> **Given instruction**
In this exercise, return the whole listing exactly, excluding any images.

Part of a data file
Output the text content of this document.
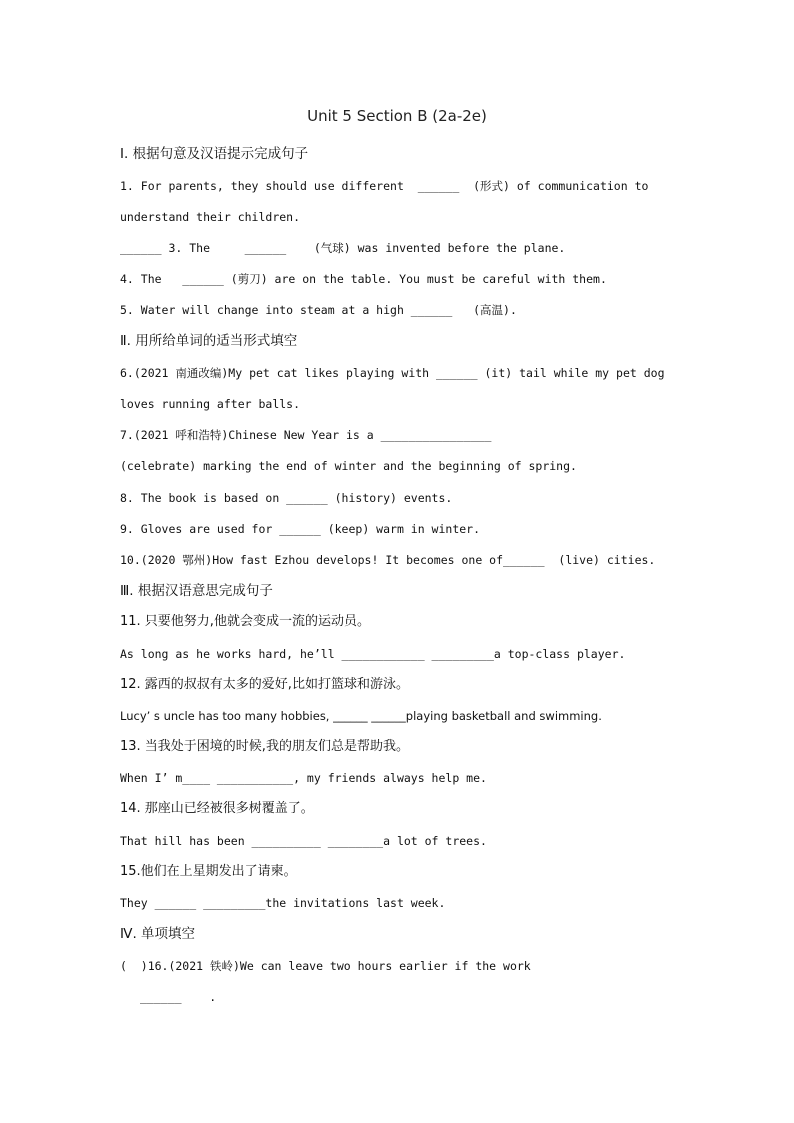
Unit 5 Section B (2a-2e)
Ⅰ. 根据句意及汉语提示完成句子
1. For parents, they should use different  ______  (形式) of communication to
understand their children.
______ 3. The     ______    (气球) was invented before the plane.
4. The   ______ (剪刀) are on the table. You must be careful with them.
5. Water will change into steam at a high ______   (高温).
Ⅱ. 用所给单词的适当形式填空
6.(2021 南通改编)My pet cat likes playing with ______ (it) tail while my pet dog
loves running after balls.
7.(2021 呼和浩特)Chinese New Year is a ________________
(celebrate) marking the end of winter and the beginning of spring.
8. The book is based on ______ (history) events.
9. Gloves are used for ______ (keep) warm in winter.
10.(2020 鄂州)How fast Ezhou develops! It becomes one of______  (live) cities.
Ⅲ. 根据汉语意思完成句子
11. 只要他努力,他就会变成一流的运动员。
As long as he works hard, he’ll ____________ _________a top-class player.
12. 露西的叔叔有太多的爱好,比如打篮球和游泳。
Lucy’ s uncle has too many hobbies, ______ ______playing basketball and swimming.
13. 当我处于困境的时候,我的朋友们总是帮助我。
When I’ m____ ___________, my friends always help me.
14. 那座山已经被很多树覆盖了。
That hill has been __________ ________a lot of trees.
15.他们在上星期发出了请柬。
They ______ _________the invitations last week.
Ⅳ. 单项填空
(  )16.(2021 铁岭)We can leave two hours earlier if the work
______    .
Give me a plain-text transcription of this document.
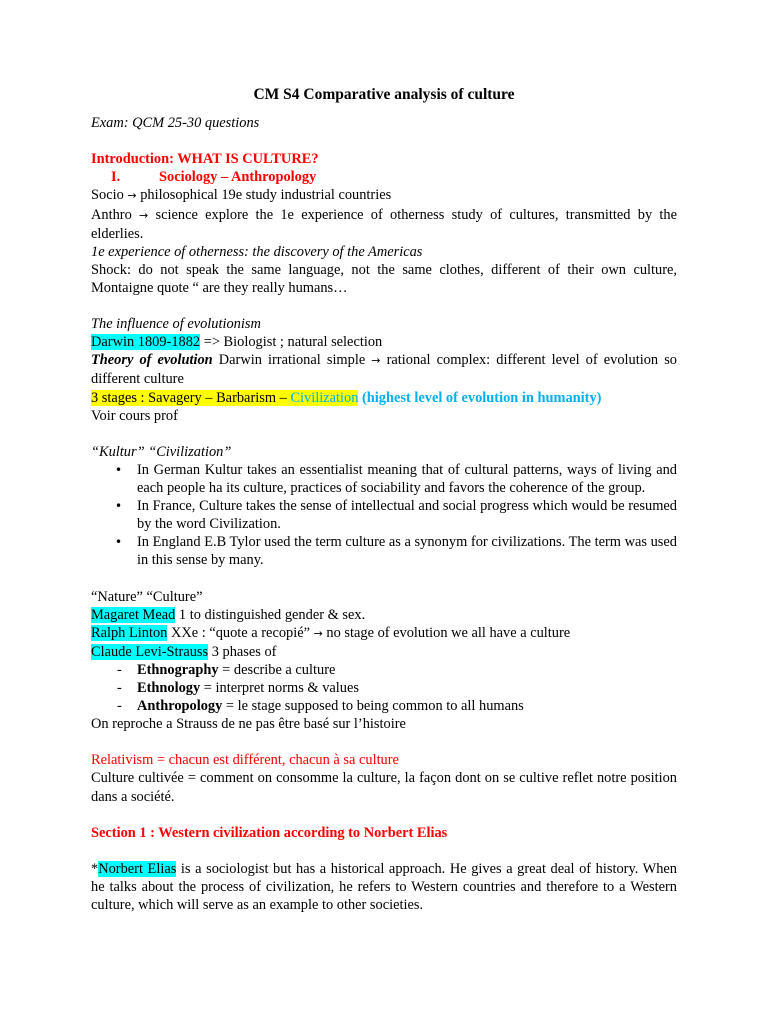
CM S4 Comparative analysis of culture

Exam: QCM 25-30 questions

Introduction: WHAT IS CULTURE?

I.	Sociology – Anthropology

Socio → philosophical 19e study industrial countries

Anthro → science explore the 1e experience of otherness study of cultures, transmitted by the elderlies.

1e experience of otherness: the discovery of the Americas

Shock: do not speak the same language, not the same clothes, different of their own culture, Montaigne quote “ are they really humans…

The influence of evolutionism

Darwin 1809-1882 => Biologist ; natural selection

Theory of evolution Darwin irrational simple → rational complex: different level of evolution so different culture

3 stages : Savagery – Barbarism – Civilization (highest level of evolution in humanity)

Voir cours prof

“Kultur” “Civilization”

• In German Kultur takes an essentialist meaning that of cultural patterns, ways of living and each people ha its culture, practices of sociability and favors the coherence of the group.
• In France, Culture takes the sense of intellectual and social progress which would be resumed by the word Civilization.
• In England E.B Tylor used the term culture as a synonym for civilizations. The term was used in this sense by many.

“Nature” “Culture”

Magaret Mead 1 to distinguished gender & sex.

Ralph Linton XXe : “quote a recopié” → no stage of evolution we all have a culture

Claude Levi-Strauss 3 phases of

- Ethnography = describe a culture
- Ethnology = interpret norms & values
- Anthropology = le stage supposed to being common to all humans

On reproche a Strauss de ne pas être basé sur l’histoire

Relativism = chacun est différent, chacun à sa culture

Culture cultivée = comment on consomme la culture, la façon dont on se cultive reflet notre position dans a société.

Section 1 : Western civilization according to Norbert Elias

*Norbert Elias is a sociologist but has a historical approach. He gives a great deal of history. When he talks about the process of civilization, he refers to Western countries and therefore to a Western culture, which will serve as an example to other societies.
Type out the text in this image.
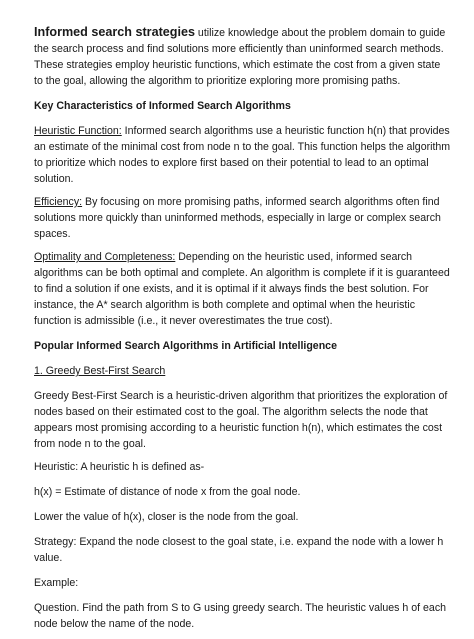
Informed search strategies utilize knowledge about the problem domain to guide the search process and find solutions more efficiently than uninformed search methods. These strategies employ heuristic functions, which estimate the cost from a given state to the goal, allowing the algorithm to prioritize exploring more promising paths.

Key Characteristics of Informed Search Algorithms

Heuristic Function: Informed search algorithms use a heuristic function h(n) that provides an estimate of the minimal cost from node n to the goal. This function helps the algorithm to prioritize which nodes to explore first based on their potential to lead to an optimal solution.

Efficiency: By focusing on more promising paths, informed search algorithms often find solutions more quickly than uninformed methods, especially in large or complex search spaces.

Optimality and Completeness: Depending on the heuristic used, informed search algorithms can be both optimal and complete. An algorithm is complete if it is guaranteed to find a solution if one exists, and it is optimal if it always finds the best solution. For instance, the A* search algorithm is both complete and optimal when the heuristic function is admissible (i.e., it never overestimates the true cost).

Popular Informed Search Algorithms in Artificial Intelligence

1. Greedy Best-First Search

Greedy Best-First Search is a heuristic-driven algorithm that prioritizes the exploration of nodes based on their estimated cost to the goal. The algorithm selects the node that appears most promising according to a heuristic function h(n), which estimates the cost from node n to the goal.

Heuristic: A heuristic h is defined as-

h(x) = Estimate of distance of node x from the goal node.

Lower the value of h(x), closer is the node from the goal.

Strategy: Expand the node closest to the goal state, i.e. expand the node with a lower h value.

Example:

Question. Find the path from S to G using greedy search. The heuristic values h of each node below the name of the node.
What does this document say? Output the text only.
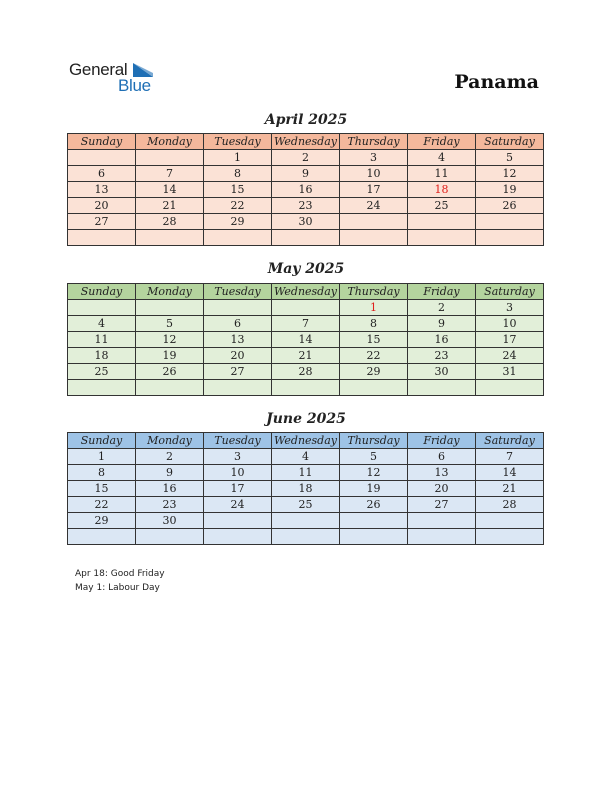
General
Blue	Panama
April 2025
Sunday	Monday	Tuesday	Wednesday	Thursday	Friday	Saturday
		1	2	3	4	5
6	7	8	9	10	11	12
13	14	15	16	17	18	19
20	21	22	23	24	25	26
27	28	29	30			

May 2025
Sunday	Monday	Tuesday	Wednesday	Thursday	Friday	Saturday
				1	2	3
4	5	6	7	8	9	10
11	12	13	14	15	16	17
18	19	20	21	22	23	24
25	26	27	28	29	30	31

June 2025
Sunday	Monday	Tuesday	Wednesday	Thursday	Friday	Saturday
1	2	3	4	5	6	7
8	9	10	11	12	13	14
15	16	17	18	19	20	21
22	23	24	25	26	27	28
29	30					

Apr 18: Good Friday
May 1: Labour Day
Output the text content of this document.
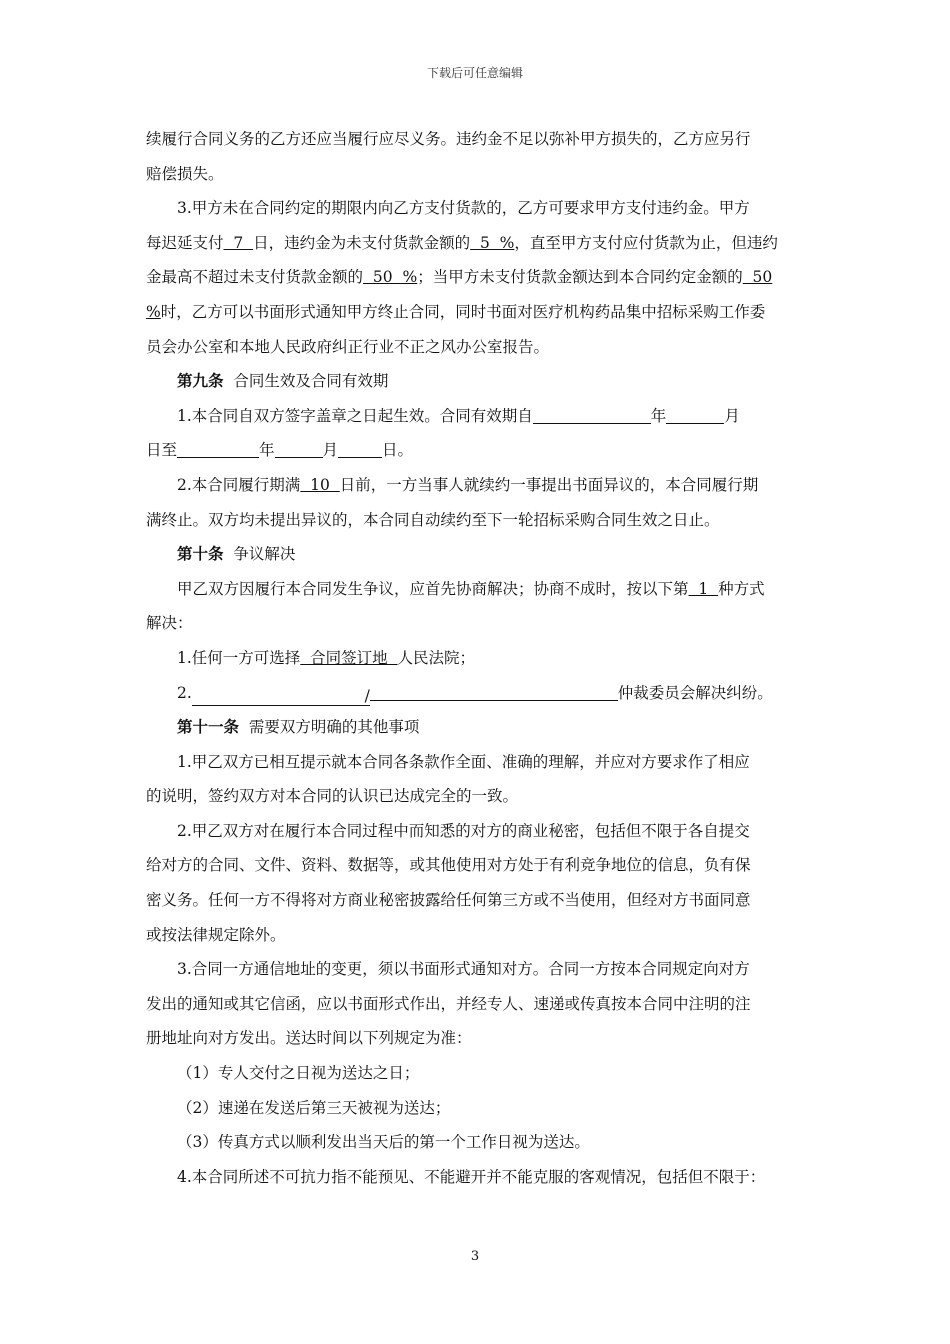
下载后可任意编辑
续履行合同义务的乙方还应当履行应尽义务。违约金不足以弥补甲方损失的，乙方应另行
赔偿损失。
3.甲方未在合同约定的期限内向乙方支付货款的，乙方可要求甲方支付违约金。甲方
每迟延支付  7  日，违约金为未支付货款金额的  5  %，直至甲方支付应付货款为止，但违约
金最高不超过未支付货款金额的  50  %；当甲方未支付货款金额达到本合同约定金额的  50
%时，乙方可以书面形式通知甲方终止合同，同时书面对医疗机构药品集中招标采购工作委
员会办公室和本地人民政府纠正行业不正之风办公室报告。
第九条 合同生效及合同有效期
1.本合同自双方签字盖章之日起生效。合同有效期自	年	月
日至	年	月	日。
2.本合同履行期满  10  日前，一方当事人就续约一事提出书面异议的，本合同履行期
满终止。双方均未提出异议的，本合同自动续约至下一轮招标采购合同生效之日止。
第十条 争议解决
甲乙双方因履行本合同发生争议，应首先协商解决；协商不成时，按以下第  1  种方式
解决：
1.任何一方可选择  合同签订地  人民法院；
2.	/	仲裁委员会解决纠纷。
第十一条 需要双方明确的其他事项
1.甲乙双方已相互提示就本合同各条款作全面、准确的理解，并应对方要求作了相应
的说明，签约双方对本合同的认识已达成完全的一致。
2.甲乙双方对在履行本合同过程中而知悉的对方的商业秘密，包括但不限于各自提交
给对方的合同、文件、资料、数据等，或其他使用对方处于有利竞争地位的信息，负有保
密义务。任何一方不得将对方商业秘密披露给任何第三方或不当使用，但经对方书面同意
或按法律规定除外。
3.合同一方通信地址的变更，须以书面形式通知对方。合同一方按本合同规定向对方
发出的通知或其它信函，应以书面形式作出，并经专人、速递或传真按本合同中注明的注
册地址向对方发出。送达时间以下列规定为准：
（1）专人交付之日视为送达之日；
（2）速递在发送后第三天被视为送达；
（3）传真方式以顺利发出当天后的第一个工作日视为送达。
4.本合同所述不可抗力指不能预见、不能避开并不能克服的客观情况，包括但不限于：
3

> **Correct response**
Output the text content of this document.
Unit 5 Section B (2a-2e)
Ⅰ. 根据句意及汉语提示完成句子
1. For parents, they should use different  ______  (形式) of communication to
understand their children.
______ 3. The     ______    (气球) was invented before the plane.
4. The   ______ (剪刀) are on the table. You must be careful with them.
5. Water will change into steam at a high ______   (高温).
Ⅱ. 用所给单词的适当形式填空
6.(2021 南通改编)My pet cat likes playing with ______ (it) tail while my pet dog
loves running after balls.
7.(2021 呼和浩特)Chinese New Year is a ________________
(celebrate) marking the end of winter and the beginning of spring.
8. The book is based on ______ (history) events.
9. Gloves are used for ______ (keep) warm in winter.
10.(2020 鄂州)How fast Ezhou develops! It becomes one of______  (live) cities.
Ⅲ. 根据汉语意思完成句子
11. 只要他努力,他就会变成一流的运动员。
As long as he works hard, he’ll ____________ _________a top-class player.
12. 露西的叔叔有太多的爱好,比如打篮球和游泳。
Lucy’ s uncle has too many hobbies, ______ ______playing basketball and swimming.
13. 当我处于困境的时候,我的朋友们总是帮助我。
When I’ m____ ___________, my friends always help me.
14. 那座山已经被很多树覆盖了。
That hill has been __________ ________a lot of trees.
15.他们在上星期发出了请柬。
They ______ _________the invitations last week.
Ⅳ. 单项填空
(  )16.(2021 铁岭)We can leave two hours earlier if the work
______    .
Give me a plain-text transcription of this document.
CM S4 Comparative analysis of culture

Exam: QCM 25-30 questions

Introduction: WHAT IS CULTURE?

I.	Sociology – Anthropology

Socio → philosophical 19e study industrial countries

Anthro → science explore the 1e experience of otherness study of cultures, transmitted by the elderlies.

1e experience of otherness: the discovery of the Americas

Shock: do not speak the same language, not the same clothes, different of their own culture, Montaigne quote “ are they really humans…

The influence of evolutionism

Darwin 1809-1882 => Biologist ; natural selection

Theory of evolution Darwin irrational simple → rational complex: different level of evolution so different culture

3 stages : Savagery – Barbarism – Civilization (highest level of evolution in humanity)

Voir cours prof

“Kultur” “Civilization”

• In German Kultur takes an essentialist meaning that of cultural patterns, ways of living and each people ha its culture, practices of sociability and favors the coherence of the group.
• In France, Culture takes the sense of intellectual and social progress which would be resumed by the word Civilization.
• In England E.B Tylor used the term culture as a synonym for civilizations. The term was used in this sense by many.

“Nature” “Culture”

Magaret Mead 1 to distinguished gender & sex.

Ralph Linton XXe : “quote a recopié” → no stage of evolution we all have a culture

Claude Levi-Strauss 3 phases of

- Ethnography = describe a culture
- Ethnology = interpret norms & values
- Anthropology = le stage supposed to being common to all humans

On reproche a Strauss de ne pas être basé sur l’histoire

Relativism = chacun est différent, chacun à sa culture

Culture cultivée = comment on consomme la culture, la façon dont on se cultive reflet notre position dans a société.

Section 1 : Western civilization according to Norbert Elias

*Norbert Elias is a sociologist but has a historical approach. He gives a great deal of history. When he talks about the process of civilization, he refers to Western countries and therefore to a Western culture, which will serve as an example to other societies.
Type out the text in this image.
Informed search strategies utilize knowledge about the problem domain to guide the search process and find solutions more efficiently than uninformed search methods. These strategies employ heuristic functions, which estimate the cost from a given state to the goal, allowing the algorithm to prioritize exploring more promising paths.

Key Characteristics of Informed Search Algorithms

Heuristic Function: Informed search algorithms use a heuristic function h(n) that provides an estimate of the minimal cost from node n to the goal. This function helps the algorithm to prioritize which nodes to explore first based on their potential to lead to an optimal solution.

Efficiency: By focusing on more promising paths, informed search algorithms often find solutions more quickly than uninformed methods, especially in large or complex search spaces.

Optimality and Completeness: Depending on the heuristic used, informed search algorithms can be both optimal and complete. An algorithm is complete if it is guaranteed to find a solution if one exists, and it is optimal if it always finds the best solution. For instance, the A* search algorithm is both complete and optimal when the heuristic function is admissible (i.e., it never overestimates the true cost).

Popular Informed Search Algorithms in Artificial Intelligence

1. Greedy Best-First Search

Greedy Best-First Search is a heuristic-driven algorithm that prioritizes the exploration of nodes based on their estimated cost to the goal. The algorithm selects the node that appears most promising according to a heuristic function h(n), which estimates the cost from node n to the goal.

Heuristic: A heuristic h is defined as-

h(x) = Estimate of distance of node x from the goal node.

Lower the value of h(x), closer is the node from the goal.

Strategy: Expand the node closest to the goal state, i.e. expand the node with a lower h value.

Example:

Question. Find the path from S to G using greedy search. The heuristic values h of each node below the name of the node.
What does this document say? Output the text only.
General
Blue	Panama
April 2025
Sunday	Monday	Tuesday	Wednesday	Thursday	Friday	Saturday
		1	2	3	4	5
6	7	8	9	10	11	12
13	14	15	16	17	18	19
20	21	22	23	24	25	26
27	28	29	30			

May 2025
Sunday	Monday	Tuesday	Wednesday	Thursday	Friday	Saturday
				1	2	3
4	5	6	7	8	9	10
11	12	13	14	15	16	17
18	19	20	21	22	23	24
25	26	27	28	29	30	31

June 2025
Sunday	Monday	Tuesday	Wednesday	Thursday	Friday	Saturday
1	2	3	4	5	6	7
8	9	10	11	12	13	14
15	16	17	18	19	20	21
22	23	24	25	26	27	28
29	30					

Apr 18: Good Friday
May 1: Labour Day
Output the text content of this document.
下载后可任意编辑
续履行合同义务的乙方还应当履行应尽义务。违约金不足以弥补甲方损失的，乙方应另行
赔偿损失。
3.甲方未在合同约定的期限内向乙方支付货款的，乙方可要求甲方支付违约金。甲方
每迟延支付  7  日，违约金为未支付货款金额的  5  %，直至甲方支付应付货款为止，但违约
金最高不超过未支付货款金额的  50  %；当甲方未支付货款金额达到本合同约定金额的  50
%时，乙方可以书面形式通知甲方终止合同，同时书面对医疗机构药品集中招标采购工作委
员会办公室和本地人民政府纠正行业不正之风办公室报告。
第九条 合同生效及合同有效期
1.本合同自双方签字盖章之日起生效。合同有效期自	年	月
日至	年	月	日。
2.本合同履行期满  10  日前，一方当事人就续约一事提出书面异议的，本合同履行期
满终止。双方均未提出异议的，本合同自动续约至下一轮招标采购合同生效之日止。
第十条 争议解决
甲乙双方因履行本合同发生争议，应首先协商解决；协商不成时，按以下第  1  种方式
解决：
1.任何一方可选择  合同签订地  人民法院；
2.	/	仲裁委员会解决纠纷。
第十一条 需要双方明确的其他事项
1.甲乙双方已相互提示就本合同各条款作全面、准确的理解，并应对方要求作了相应
的说明，签约双方对本合同的认识已达成完全的一致。
2.甲乙双方对在履行本合同过程中而知悉的对方的商业秘密，包括但不限于各自提交
给对方的合同、文件、资料、数据等，或其他使用对方处于有利竞争地位的信息，负有保
密义务。任何一方不得将对方商业秘密披露给任何第三方或不当使用，但经对方书面同意
或按法律规定除外。
3.合同一方通信地址的变更，须以书面形式通知对方。合同一方按本合同规定向对方
发出的通知或其它信函，应以书面形式作出，并经专人、速递或传真按本合同中注明的注
册地址向对方发出。送达时间以下列规定为准：
（1）专人交付之日视为送达之日；
（2）速递在发送后第三天被视为送达；
（3）传真方式以顺利发出当天后的第一个工作日视为送达。
4.本合同所述不可抗力指不能预见、不能避开并不能克服的客观情况，包括但不限于：
3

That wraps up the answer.